> [The request]
Of the lines in the data below, count the ones holding the string "소프트웨어", and answer with that number only.

Data entries for graphics
--------
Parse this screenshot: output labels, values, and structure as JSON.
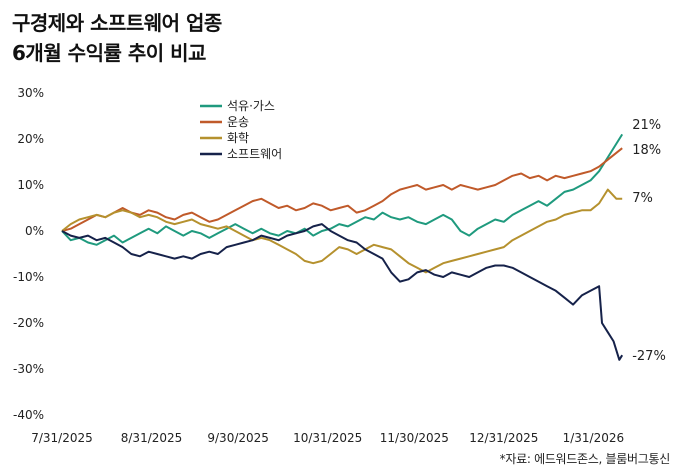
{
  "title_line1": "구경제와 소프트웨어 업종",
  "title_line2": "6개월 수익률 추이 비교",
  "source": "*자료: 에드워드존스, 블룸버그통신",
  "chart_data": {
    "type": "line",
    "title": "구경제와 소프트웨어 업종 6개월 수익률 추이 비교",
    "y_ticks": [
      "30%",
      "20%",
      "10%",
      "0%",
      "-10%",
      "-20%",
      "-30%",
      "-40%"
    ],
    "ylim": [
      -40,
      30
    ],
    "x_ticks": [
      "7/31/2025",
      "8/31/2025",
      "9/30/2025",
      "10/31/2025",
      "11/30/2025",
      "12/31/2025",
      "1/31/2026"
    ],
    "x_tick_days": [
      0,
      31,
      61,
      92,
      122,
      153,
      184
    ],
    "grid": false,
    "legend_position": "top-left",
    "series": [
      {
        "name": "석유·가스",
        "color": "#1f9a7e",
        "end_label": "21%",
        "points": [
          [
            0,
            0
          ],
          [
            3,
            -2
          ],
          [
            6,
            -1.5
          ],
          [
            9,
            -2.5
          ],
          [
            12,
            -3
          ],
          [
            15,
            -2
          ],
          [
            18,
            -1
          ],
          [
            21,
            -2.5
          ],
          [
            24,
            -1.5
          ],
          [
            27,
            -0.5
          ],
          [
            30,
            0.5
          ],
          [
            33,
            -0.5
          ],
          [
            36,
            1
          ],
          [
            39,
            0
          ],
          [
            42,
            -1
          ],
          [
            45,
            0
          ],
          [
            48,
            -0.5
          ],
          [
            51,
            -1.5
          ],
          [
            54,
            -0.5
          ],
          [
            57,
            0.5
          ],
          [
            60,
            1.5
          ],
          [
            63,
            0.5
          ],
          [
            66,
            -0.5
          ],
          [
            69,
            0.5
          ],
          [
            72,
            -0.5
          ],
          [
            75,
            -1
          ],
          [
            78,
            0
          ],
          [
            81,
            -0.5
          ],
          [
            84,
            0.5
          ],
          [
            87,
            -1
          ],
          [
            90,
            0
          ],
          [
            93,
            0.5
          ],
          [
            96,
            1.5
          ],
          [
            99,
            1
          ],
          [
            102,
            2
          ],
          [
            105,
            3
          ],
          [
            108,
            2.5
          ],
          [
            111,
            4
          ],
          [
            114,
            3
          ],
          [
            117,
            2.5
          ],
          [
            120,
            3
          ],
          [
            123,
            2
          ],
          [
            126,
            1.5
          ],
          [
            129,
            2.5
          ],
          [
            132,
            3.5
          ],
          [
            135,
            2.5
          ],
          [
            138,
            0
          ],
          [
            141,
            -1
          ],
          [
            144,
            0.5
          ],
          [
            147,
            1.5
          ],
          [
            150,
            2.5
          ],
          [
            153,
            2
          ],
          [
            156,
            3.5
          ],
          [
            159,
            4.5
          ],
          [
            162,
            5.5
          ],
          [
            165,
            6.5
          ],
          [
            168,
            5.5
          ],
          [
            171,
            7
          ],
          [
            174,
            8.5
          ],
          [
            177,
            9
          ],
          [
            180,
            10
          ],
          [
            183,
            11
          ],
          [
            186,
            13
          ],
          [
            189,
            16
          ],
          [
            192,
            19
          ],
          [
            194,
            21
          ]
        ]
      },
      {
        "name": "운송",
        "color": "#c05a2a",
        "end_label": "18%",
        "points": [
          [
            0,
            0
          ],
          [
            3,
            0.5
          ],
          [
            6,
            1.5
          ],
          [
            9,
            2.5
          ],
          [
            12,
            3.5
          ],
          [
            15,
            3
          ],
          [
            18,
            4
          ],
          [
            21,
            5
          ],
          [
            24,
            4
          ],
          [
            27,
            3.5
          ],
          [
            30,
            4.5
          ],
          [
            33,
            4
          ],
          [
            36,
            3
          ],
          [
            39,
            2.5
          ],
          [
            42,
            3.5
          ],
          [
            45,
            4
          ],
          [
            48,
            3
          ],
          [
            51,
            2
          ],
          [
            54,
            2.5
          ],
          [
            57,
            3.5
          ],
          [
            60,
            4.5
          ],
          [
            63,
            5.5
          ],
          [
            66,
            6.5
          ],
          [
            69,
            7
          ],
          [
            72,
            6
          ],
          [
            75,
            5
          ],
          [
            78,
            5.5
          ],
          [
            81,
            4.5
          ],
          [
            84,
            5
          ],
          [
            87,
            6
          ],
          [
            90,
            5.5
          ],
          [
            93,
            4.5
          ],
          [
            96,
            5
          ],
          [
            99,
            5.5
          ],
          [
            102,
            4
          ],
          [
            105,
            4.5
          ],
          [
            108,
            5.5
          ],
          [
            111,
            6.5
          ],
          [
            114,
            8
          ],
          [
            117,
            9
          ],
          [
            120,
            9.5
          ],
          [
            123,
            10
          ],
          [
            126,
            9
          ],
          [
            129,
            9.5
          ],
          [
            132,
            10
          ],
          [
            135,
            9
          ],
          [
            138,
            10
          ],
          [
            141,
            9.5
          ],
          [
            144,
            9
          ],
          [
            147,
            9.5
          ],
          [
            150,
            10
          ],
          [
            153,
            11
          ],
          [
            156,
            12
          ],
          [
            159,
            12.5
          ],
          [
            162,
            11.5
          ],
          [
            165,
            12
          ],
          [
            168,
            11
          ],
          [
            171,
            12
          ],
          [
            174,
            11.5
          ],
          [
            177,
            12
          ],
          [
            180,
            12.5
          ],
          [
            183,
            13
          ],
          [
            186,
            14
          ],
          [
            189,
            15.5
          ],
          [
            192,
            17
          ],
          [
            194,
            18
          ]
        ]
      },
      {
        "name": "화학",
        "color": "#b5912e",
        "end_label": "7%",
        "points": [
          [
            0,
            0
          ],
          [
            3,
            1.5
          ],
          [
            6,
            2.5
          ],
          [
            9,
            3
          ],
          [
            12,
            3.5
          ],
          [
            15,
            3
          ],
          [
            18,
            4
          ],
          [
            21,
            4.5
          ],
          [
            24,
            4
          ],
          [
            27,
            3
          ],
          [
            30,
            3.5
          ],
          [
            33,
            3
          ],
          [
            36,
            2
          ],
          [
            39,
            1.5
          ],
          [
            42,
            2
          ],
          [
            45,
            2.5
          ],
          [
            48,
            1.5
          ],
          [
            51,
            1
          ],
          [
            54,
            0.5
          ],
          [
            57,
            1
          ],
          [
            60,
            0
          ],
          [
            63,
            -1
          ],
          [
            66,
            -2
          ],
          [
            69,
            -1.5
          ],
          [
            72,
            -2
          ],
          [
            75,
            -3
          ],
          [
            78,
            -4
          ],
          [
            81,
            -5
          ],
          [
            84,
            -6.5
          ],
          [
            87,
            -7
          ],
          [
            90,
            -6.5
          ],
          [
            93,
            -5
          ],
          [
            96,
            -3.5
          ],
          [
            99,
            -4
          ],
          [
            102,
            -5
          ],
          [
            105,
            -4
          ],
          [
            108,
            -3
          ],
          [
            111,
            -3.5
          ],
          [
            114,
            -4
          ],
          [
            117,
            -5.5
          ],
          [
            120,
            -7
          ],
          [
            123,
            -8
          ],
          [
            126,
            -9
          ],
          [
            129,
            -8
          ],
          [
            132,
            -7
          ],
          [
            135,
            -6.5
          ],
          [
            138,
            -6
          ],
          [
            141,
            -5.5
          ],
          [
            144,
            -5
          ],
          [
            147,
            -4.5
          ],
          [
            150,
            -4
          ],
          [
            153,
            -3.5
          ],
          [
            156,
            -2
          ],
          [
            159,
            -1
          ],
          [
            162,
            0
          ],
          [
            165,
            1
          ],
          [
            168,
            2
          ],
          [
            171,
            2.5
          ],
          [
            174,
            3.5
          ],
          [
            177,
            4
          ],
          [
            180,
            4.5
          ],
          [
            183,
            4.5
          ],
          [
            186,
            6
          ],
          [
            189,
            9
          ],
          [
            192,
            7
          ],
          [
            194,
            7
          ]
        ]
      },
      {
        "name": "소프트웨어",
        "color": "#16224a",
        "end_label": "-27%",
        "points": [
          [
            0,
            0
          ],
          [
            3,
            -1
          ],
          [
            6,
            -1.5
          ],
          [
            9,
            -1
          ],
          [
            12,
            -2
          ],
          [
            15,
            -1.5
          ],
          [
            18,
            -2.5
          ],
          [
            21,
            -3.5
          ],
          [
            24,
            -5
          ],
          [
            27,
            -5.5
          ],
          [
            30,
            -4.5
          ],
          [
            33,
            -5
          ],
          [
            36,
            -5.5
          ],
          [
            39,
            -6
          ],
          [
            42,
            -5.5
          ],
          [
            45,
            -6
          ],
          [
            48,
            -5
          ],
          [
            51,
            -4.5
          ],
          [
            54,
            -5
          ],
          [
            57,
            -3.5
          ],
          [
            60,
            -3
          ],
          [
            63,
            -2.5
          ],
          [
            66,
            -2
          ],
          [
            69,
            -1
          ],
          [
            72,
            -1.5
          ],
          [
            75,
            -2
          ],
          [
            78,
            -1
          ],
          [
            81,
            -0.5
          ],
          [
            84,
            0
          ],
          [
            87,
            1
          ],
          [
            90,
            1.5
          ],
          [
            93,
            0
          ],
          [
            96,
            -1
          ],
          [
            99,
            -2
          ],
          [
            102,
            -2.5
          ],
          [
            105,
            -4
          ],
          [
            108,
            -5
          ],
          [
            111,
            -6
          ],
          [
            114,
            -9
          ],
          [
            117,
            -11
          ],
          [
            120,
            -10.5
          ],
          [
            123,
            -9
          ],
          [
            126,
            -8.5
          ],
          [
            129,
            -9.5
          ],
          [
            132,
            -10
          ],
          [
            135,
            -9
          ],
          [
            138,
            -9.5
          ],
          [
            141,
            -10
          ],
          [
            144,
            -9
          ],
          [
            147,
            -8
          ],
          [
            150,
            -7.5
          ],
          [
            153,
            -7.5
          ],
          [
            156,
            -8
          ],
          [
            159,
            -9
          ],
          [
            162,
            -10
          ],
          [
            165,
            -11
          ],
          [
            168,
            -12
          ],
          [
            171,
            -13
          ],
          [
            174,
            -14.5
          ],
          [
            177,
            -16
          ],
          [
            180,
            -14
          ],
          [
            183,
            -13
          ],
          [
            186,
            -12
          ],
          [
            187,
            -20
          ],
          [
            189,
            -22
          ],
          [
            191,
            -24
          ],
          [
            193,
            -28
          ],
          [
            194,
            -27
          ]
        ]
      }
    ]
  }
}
--------
> [The answer]
3